Required actions:
1) Can you write out the part of the Karmacode article starting at "Lacuna Coil's version" and ending at "and distinct sound.", word for word?
2) Could you pull the records out verbatim, starting at their first line and ending at the line that contains "checkmark-icon xyxy=(29,130,40,139)", with both of those lines included?

Studio album by Lacuna Coil
- Released: 31 March 2006
- Recorded: 2005
- Genre: Gothic metal; alternative metal; nu metal;
- Length: 47:19
- Language: English, Italian
- Label: Century Media
- Producer: Waldemar Sorychta

Lacuna Coil chronology
| The EPs (2005) | Karmacode (2006) | Visual Karma (Body, Mind and Soul) (2008) |

Singles from Karmacode
- "Our Truth" Released: 21 February 2006; "Enjoy the Silence" Released: 11 July 2006; "Closer" Released: 24 October 2006; "Within Me" Released: 3 April 2007;

= Karmacode =

Karmacode is the fourth studio album by Italian gothic metal band Lacuna Coil, released on 31 March 2006 in several countries in Europe, 3 April in the UK and other European countries, 4 April in North America, and 5 April in several other European countries through Century Media Records. 500,000 copies of Karmacode have officially been sold worldwide.
In Italy the album sold over 20,000 copies, earning the album a Silver record. In the United States, the album sold around 200,000 copies.

The album's four singles released include "Our Truth", the cover of "Enjoy the Silence", "Closer", and "Within Me". Vocalist Cristina Scabbia confirmed that the song "Without Fear" is an Italian song. Music videos for all singles have been released.

Lacuna Coil's version of "Enjoy The Silence" caught the attention and admiration of Dave Gahan, the lead vocalist of Depeche Mode. Gahan, known for his discerning taste and appreciation for covers of his band's songs, expressed a particular fondness for Lacuna Coil's rendition. Among various popular covers of "Enjoy The Silence," including those by Tori Amos, Entwine, and Mike Koglin, Gahan was drawn to Lacuna Coil's interpretation for its unique and distinct sound.

In an interview discussing cover versions of Depeche Mode's songs, Dave Gahan praised Lacuna Coil's take on "Enjoy the Silence," stating, "Their interpretation left me genuinely impressed; it encapsulated the distinctive vibe I always hoped someone would bring to it."

Records for this exercise:

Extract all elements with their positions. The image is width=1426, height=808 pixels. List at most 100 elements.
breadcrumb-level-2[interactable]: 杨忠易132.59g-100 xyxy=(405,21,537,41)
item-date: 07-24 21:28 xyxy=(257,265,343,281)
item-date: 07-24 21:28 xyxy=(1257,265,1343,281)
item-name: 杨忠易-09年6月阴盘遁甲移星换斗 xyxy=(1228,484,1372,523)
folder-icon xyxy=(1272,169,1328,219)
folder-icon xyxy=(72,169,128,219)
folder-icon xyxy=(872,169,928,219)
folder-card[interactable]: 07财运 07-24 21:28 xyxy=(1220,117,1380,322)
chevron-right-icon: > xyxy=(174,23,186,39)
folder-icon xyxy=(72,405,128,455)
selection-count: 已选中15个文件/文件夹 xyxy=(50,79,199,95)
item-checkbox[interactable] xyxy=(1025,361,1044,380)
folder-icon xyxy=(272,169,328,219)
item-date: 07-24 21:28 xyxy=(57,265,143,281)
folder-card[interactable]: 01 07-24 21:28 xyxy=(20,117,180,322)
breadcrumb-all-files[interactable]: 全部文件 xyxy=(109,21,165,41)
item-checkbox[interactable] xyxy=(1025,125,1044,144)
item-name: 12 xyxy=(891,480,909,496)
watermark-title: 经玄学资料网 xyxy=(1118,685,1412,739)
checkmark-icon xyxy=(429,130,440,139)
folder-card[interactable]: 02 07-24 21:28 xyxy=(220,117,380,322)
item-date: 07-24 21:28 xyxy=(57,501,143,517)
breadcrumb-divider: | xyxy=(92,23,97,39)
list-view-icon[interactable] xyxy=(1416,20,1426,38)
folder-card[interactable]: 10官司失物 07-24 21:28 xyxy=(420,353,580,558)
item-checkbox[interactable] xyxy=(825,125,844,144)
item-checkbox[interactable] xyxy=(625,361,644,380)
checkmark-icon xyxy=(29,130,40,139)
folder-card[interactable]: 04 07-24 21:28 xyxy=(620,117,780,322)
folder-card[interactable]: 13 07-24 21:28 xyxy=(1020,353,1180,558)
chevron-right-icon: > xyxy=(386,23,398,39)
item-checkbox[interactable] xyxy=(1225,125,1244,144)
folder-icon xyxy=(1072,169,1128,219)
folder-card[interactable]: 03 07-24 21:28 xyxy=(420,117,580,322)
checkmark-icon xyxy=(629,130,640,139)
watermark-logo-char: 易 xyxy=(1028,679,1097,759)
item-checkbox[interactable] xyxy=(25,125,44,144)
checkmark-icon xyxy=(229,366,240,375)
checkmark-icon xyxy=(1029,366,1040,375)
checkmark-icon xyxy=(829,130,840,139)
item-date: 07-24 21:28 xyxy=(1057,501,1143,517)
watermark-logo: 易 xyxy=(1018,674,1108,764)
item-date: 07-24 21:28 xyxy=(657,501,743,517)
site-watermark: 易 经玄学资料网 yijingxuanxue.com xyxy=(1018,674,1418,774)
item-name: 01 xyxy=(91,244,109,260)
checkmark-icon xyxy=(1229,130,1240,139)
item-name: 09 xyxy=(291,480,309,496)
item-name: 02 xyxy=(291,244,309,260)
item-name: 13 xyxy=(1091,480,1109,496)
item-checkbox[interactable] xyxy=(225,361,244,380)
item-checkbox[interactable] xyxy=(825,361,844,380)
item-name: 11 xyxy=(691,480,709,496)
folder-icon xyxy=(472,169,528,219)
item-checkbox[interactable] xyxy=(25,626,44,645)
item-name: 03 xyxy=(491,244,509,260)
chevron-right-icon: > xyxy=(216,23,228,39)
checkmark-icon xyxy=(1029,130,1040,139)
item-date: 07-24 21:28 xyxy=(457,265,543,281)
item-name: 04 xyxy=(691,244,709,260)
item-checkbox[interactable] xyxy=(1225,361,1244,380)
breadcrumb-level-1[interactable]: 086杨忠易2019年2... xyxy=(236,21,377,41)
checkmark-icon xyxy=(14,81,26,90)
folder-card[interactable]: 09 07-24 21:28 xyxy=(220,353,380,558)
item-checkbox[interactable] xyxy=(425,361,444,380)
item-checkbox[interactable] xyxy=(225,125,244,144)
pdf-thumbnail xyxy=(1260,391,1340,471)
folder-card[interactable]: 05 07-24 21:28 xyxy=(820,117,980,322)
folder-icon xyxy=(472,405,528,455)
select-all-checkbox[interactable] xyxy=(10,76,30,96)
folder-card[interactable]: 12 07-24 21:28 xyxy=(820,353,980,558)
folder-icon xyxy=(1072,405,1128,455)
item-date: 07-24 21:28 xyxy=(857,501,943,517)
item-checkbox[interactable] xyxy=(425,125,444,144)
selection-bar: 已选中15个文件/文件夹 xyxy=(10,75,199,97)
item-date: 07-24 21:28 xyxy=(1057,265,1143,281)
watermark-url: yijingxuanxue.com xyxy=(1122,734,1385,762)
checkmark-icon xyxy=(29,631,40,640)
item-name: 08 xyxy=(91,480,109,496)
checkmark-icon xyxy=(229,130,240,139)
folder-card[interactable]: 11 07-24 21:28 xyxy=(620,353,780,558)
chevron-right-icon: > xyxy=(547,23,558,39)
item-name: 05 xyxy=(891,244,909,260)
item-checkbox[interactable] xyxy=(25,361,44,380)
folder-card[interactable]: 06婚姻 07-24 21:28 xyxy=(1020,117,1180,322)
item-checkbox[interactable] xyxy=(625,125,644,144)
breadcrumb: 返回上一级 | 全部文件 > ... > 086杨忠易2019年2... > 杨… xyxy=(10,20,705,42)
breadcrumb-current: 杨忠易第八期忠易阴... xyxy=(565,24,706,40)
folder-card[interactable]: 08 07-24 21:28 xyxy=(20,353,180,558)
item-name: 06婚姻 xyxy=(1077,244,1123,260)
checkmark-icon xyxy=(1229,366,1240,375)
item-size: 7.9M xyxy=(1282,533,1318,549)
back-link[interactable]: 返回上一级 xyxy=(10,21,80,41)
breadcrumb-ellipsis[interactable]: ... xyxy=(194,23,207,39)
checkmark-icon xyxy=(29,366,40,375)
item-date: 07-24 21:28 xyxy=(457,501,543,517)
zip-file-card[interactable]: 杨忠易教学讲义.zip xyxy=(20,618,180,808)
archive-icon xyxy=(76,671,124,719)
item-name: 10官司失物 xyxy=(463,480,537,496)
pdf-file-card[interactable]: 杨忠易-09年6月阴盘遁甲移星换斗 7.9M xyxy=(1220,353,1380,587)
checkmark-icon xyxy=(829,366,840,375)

Exercise results:
1)
Lacuna Coil's version of "Enjoy The Silence" caught the attention and admiration of Dave Gahan, the lead vocalist of Depeche Mode. Gahan, known for his discerning taste and appreciation for covers of his band's songs, expressed a particular fondness for Lacuna Coil's rendition. Among various popular covers of "Enjoy The Silence," including those by Tori Amos, Entwine, and Mike Koglin, Gahan was drawn to Lacuna Coil's interpretation for its unique and distinct sound.

2)
Extract all elements with their positions. The image is width=1426, height=808 pixels. List at most 100 elements.
breadcrumb-level-2[interactable]: 杨忠易132.59g-100 xyxy=(405,21,537,41)
item-date: 07-24 21:28 xyxy=(257,265,343,281)
item-date: 07-24 21:28 xyxy=(1257,265,1343,281)
item-name: 杨忠易-09年6月阴盘遁甲移星换斗 xyxy=(1228,484,1372,523)
folder-icon xyxy=(1272,169,1328,219)
folder-icon xyxy=(72,169,128,219)
folder-icon xyxy=(872,169,928,219)
folder-card[interactable]: 07财运 07-24 21:28 xyxy=(1220,117,1380,322)
chevron-right-icon: > xyxy=(174,23,186,39)
folder-icon xyxy=(72,405,128,455)
selection-count: 已选中15个文件/文件夹 xyxy=(50,79,199,95)
item-checkbox[interactable] xyxy=(1025,361,1044,380)
folder-icon xyxy=(272,169,328,219)
item-date: 07-24 21:28 xyxy=(57,265,143,281)
folder-card[interactable]: 01 07-24 21:28 xyxy=(20,117,180,322)
breadcrumb-all-files[interactable]: 全部文件 xyxy=(109,21,165,41)
item-checkbox[interactable] xyxy=(1025,125,1044,144)
item-name: 12 xyxy=(891,480,909,496)
watermark-title: 经玄学资料网 xyxy=(1118,685,1412,739)
checkmark-icon xyxy=(429,130,440,139)
folder-card[interactable]: 02 07-24 21:28 xyxy=(220,117,380,322)
item-date: 07-24 21:28 xyxy=(57,501,143,517)
breadcrumb-divider: | xyxy=(92,23,97,39)
list-view-icon[interactable] xyxy=(1416,20,1426,38)
folder-card[interactable]: 10官司失物 07-24 21:28 xyxy=(420,353,580,558)
item-checkbox[interactable] xyxy=(825,125,844,144)
item-checkbox[interactable] xyxy=(625,361,644,380)
checkmark-icon xyxy=(29,130,40,139)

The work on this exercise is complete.